EXTRACTED MATERIAL –

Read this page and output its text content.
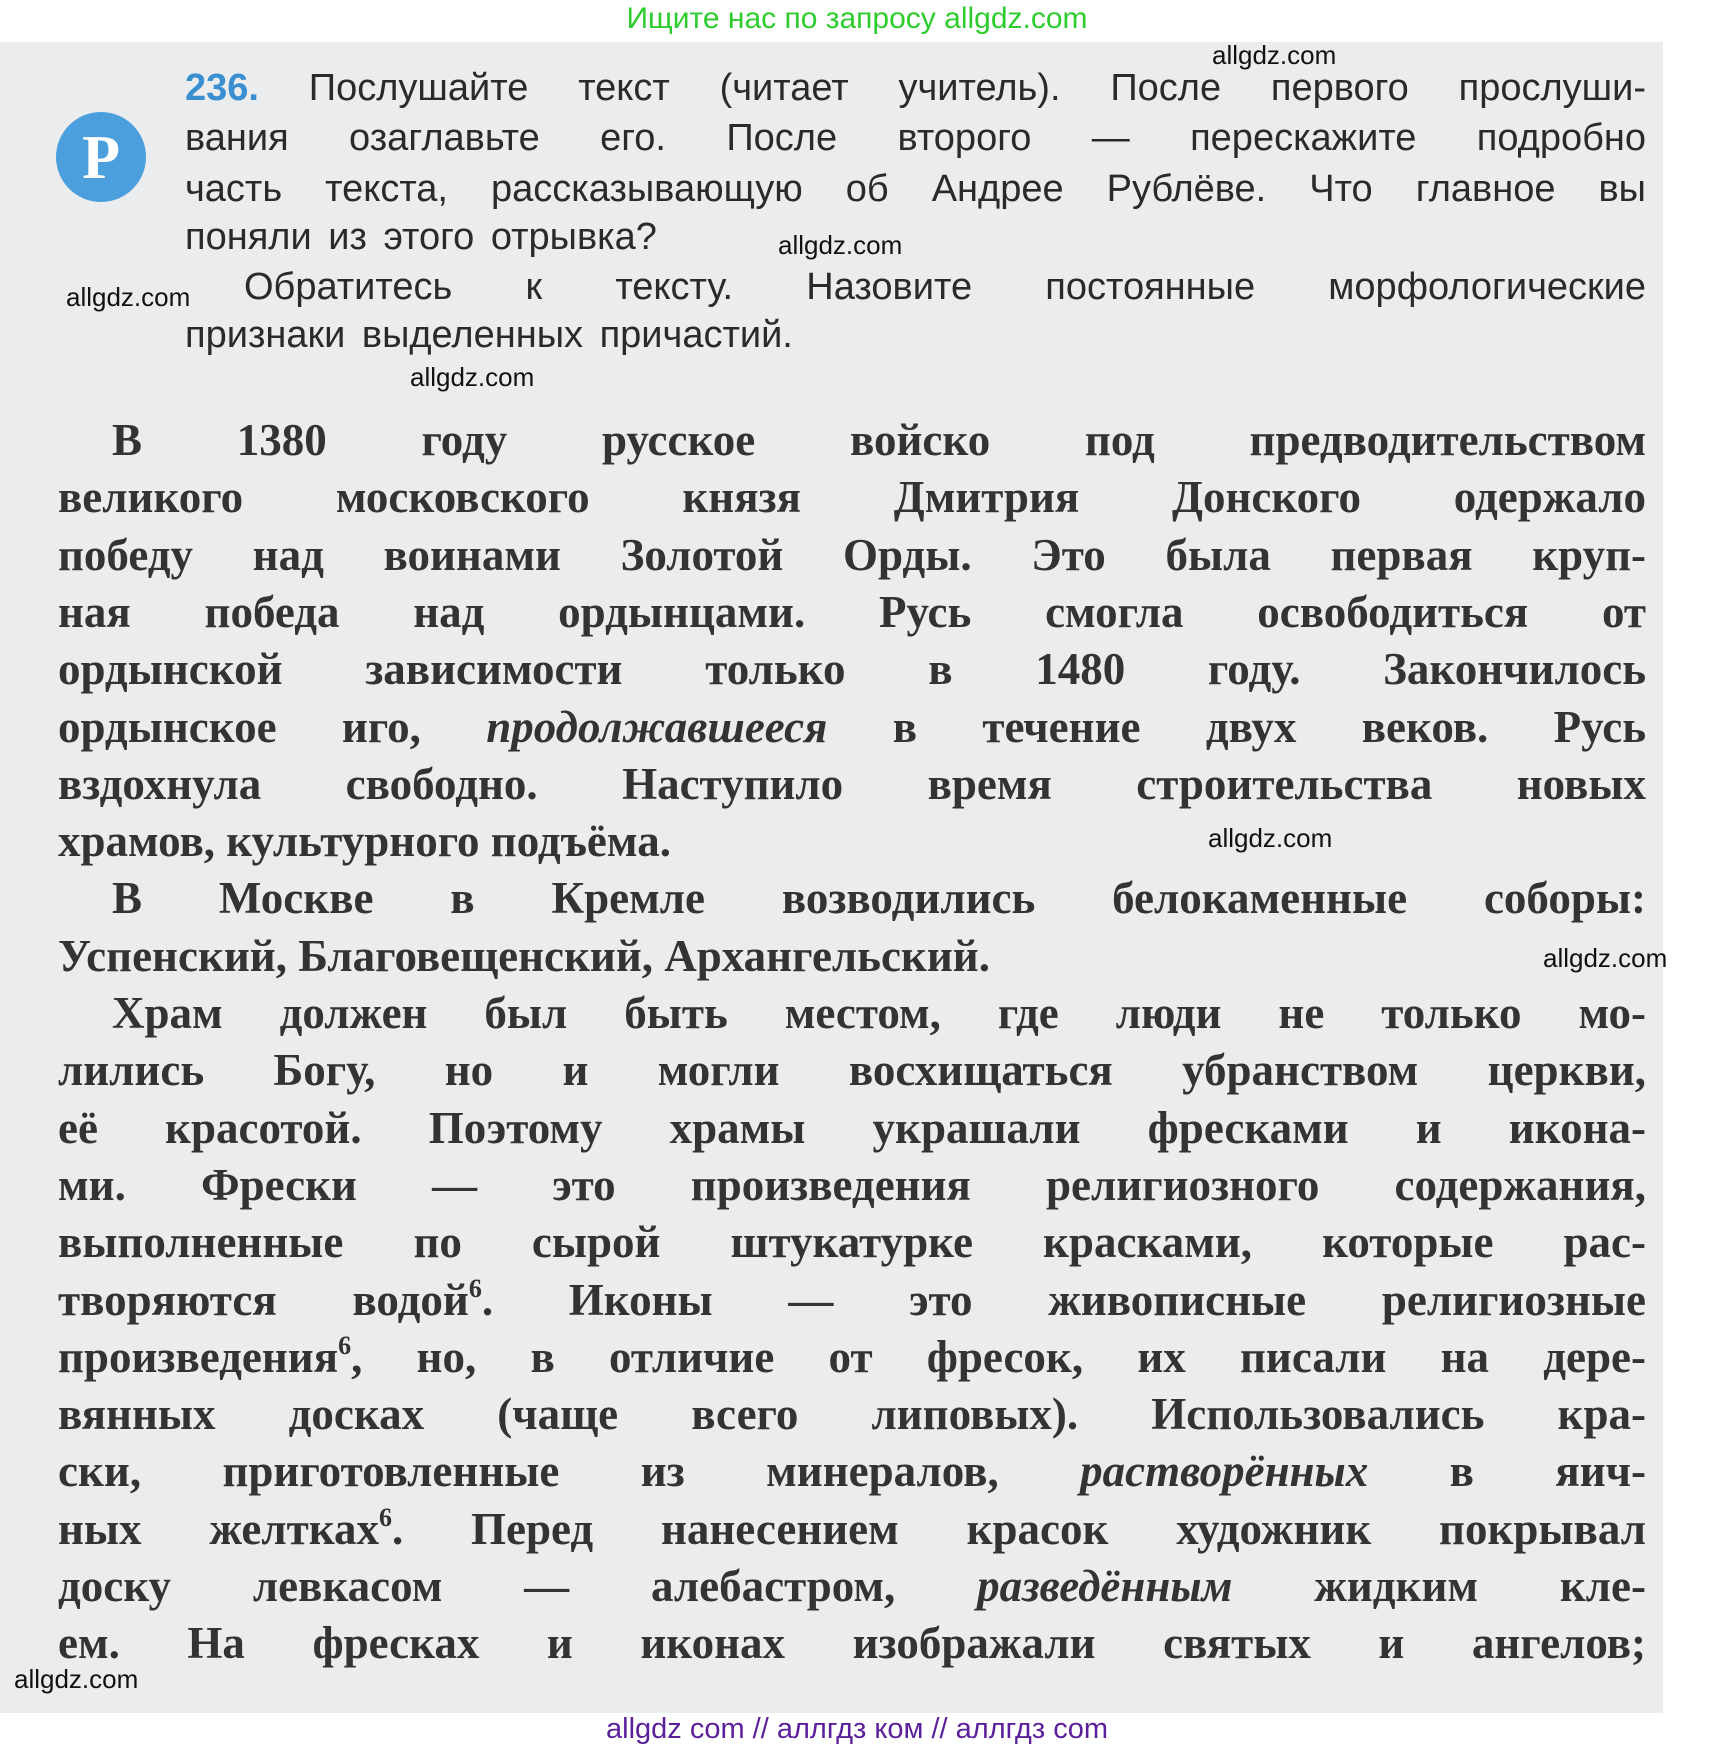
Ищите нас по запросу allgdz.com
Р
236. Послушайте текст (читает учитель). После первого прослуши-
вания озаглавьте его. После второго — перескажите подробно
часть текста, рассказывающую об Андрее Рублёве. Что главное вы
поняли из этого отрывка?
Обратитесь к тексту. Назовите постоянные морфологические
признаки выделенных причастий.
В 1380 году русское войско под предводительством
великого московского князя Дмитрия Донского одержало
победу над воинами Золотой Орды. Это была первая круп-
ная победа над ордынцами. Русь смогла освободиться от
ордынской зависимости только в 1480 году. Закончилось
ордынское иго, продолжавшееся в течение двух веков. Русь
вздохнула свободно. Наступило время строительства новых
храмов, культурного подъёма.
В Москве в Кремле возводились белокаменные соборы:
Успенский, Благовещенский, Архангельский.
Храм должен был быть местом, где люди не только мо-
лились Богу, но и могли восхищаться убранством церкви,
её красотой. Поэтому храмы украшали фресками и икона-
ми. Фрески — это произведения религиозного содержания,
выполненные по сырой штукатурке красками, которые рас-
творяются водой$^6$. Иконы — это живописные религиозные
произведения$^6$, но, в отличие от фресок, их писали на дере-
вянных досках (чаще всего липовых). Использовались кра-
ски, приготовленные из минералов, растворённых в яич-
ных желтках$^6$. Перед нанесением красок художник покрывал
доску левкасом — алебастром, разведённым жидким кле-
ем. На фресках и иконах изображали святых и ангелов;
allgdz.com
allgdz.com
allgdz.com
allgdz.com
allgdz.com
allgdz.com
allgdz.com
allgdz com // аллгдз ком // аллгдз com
...
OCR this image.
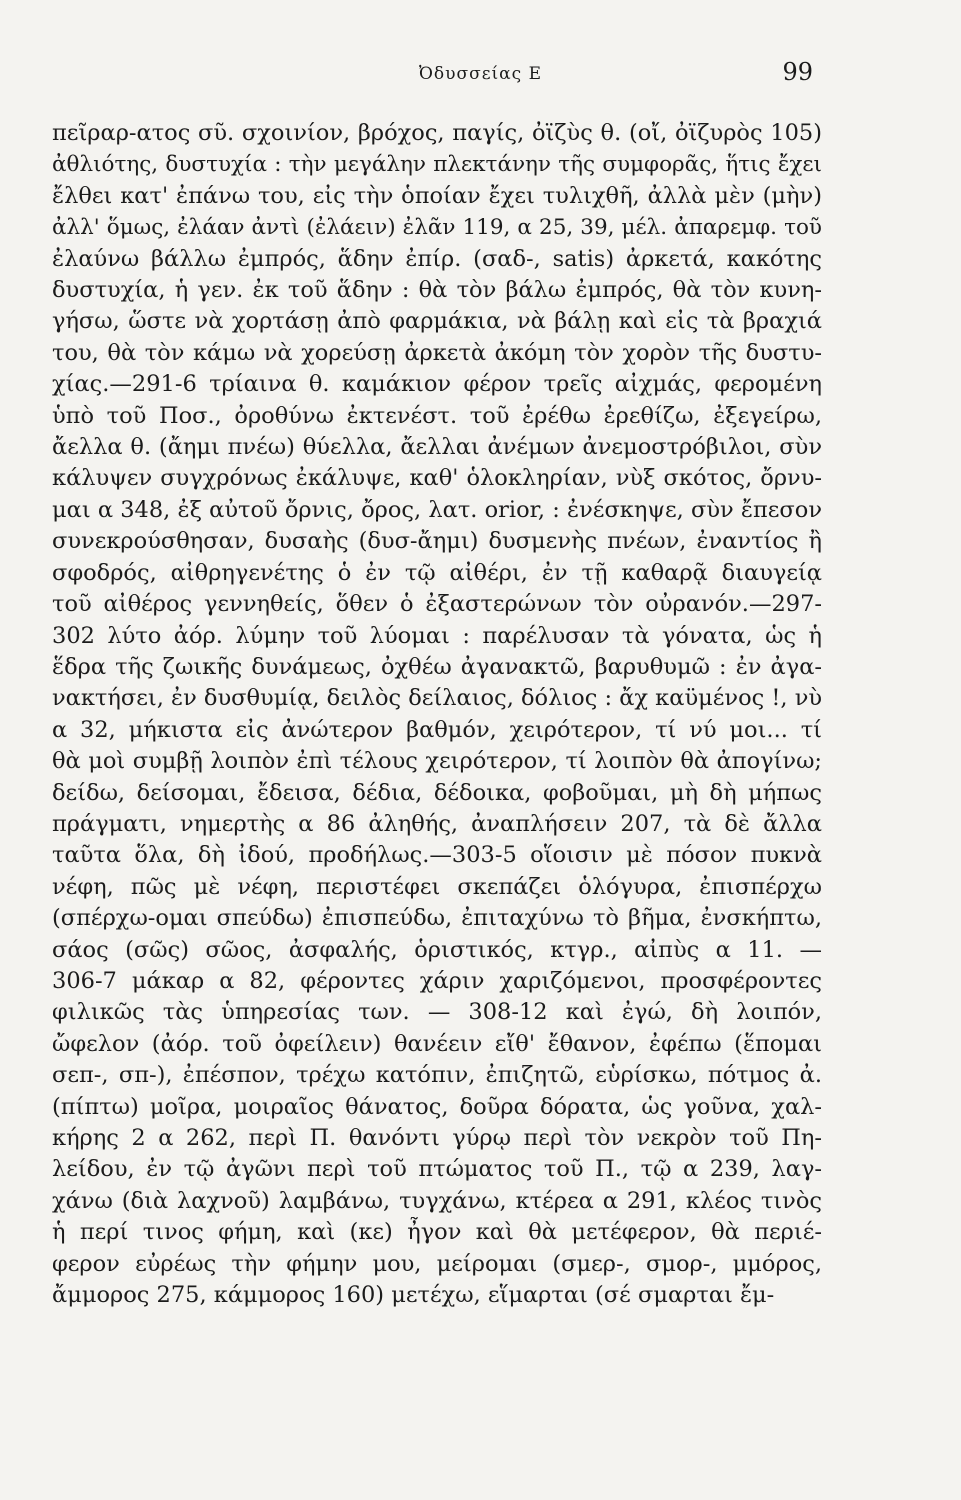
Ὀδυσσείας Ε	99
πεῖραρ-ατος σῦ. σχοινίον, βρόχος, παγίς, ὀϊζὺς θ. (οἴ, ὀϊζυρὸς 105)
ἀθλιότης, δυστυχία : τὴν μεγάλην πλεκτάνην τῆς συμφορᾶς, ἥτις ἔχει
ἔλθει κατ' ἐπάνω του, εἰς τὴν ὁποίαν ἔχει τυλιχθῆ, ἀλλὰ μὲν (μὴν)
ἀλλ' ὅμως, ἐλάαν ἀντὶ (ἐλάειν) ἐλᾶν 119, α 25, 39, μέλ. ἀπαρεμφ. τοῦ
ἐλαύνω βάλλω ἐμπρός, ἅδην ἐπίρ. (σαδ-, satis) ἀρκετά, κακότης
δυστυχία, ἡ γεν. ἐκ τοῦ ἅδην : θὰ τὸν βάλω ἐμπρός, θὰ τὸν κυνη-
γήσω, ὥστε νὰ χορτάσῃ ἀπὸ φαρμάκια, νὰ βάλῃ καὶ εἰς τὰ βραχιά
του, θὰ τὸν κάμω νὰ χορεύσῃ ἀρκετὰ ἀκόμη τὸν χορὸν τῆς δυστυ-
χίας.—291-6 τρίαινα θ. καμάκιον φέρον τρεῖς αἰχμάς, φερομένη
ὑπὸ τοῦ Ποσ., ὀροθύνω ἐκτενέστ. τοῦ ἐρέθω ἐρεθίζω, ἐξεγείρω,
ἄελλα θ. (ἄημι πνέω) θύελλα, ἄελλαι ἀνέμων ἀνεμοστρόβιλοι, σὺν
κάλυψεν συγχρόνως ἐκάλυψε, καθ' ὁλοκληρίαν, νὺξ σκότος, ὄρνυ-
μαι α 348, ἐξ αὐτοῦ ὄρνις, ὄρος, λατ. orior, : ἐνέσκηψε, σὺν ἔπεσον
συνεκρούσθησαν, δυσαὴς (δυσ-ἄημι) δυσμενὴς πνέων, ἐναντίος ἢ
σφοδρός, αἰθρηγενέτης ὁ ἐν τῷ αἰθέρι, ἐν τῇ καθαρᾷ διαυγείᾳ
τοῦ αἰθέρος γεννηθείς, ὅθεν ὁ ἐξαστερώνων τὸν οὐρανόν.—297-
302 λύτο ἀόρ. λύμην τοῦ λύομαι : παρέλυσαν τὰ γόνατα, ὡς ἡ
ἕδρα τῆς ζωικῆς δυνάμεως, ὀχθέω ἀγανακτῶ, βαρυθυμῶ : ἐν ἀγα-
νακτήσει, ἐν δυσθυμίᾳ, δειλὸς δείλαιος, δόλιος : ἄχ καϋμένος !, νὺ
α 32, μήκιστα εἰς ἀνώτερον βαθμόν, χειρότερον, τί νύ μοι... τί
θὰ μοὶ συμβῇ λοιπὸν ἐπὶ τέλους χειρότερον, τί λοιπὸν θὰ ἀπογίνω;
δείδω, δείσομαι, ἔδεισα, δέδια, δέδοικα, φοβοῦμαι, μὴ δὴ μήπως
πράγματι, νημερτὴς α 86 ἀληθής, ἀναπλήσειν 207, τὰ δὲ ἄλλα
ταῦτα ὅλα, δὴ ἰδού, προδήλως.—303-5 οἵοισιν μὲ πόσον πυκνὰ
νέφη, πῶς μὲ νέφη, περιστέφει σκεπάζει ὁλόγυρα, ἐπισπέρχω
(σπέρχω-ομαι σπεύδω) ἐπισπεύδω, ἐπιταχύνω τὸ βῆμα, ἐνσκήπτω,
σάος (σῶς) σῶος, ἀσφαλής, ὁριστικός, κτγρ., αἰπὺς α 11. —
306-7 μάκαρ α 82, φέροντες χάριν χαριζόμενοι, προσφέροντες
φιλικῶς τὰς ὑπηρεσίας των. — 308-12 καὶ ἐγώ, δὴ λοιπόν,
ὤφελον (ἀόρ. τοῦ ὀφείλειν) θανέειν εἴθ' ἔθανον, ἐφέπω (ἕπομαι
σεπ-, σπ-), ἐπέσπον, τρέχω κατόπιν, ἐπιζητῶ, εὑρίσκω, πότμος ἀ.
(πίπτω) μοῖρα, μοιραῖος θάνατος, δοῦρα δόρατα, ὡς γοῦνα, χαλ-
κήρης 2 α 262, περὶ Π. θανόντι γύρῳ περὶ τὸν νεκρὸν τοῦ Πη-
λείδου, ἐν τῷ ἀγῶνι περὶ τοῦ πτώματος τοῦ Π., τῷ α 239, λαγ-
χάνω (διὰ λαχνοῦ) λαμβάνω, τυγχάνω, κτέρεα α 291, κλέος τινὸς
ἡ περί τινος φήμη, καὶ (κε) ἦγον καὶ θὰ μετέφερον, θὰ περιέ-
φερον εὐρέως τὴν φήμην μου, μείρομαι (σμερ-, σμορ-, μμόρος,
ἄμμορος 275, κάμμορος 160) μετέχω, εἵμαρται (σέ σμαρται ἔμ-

GIVEN REQUEST –
Search the listing above for the string "году". Copy every line that contains it.

WRITTEN REPLY –
В 1380 году русское войско под предводительством
ордынской зависимости только в 1480 году. Закончилось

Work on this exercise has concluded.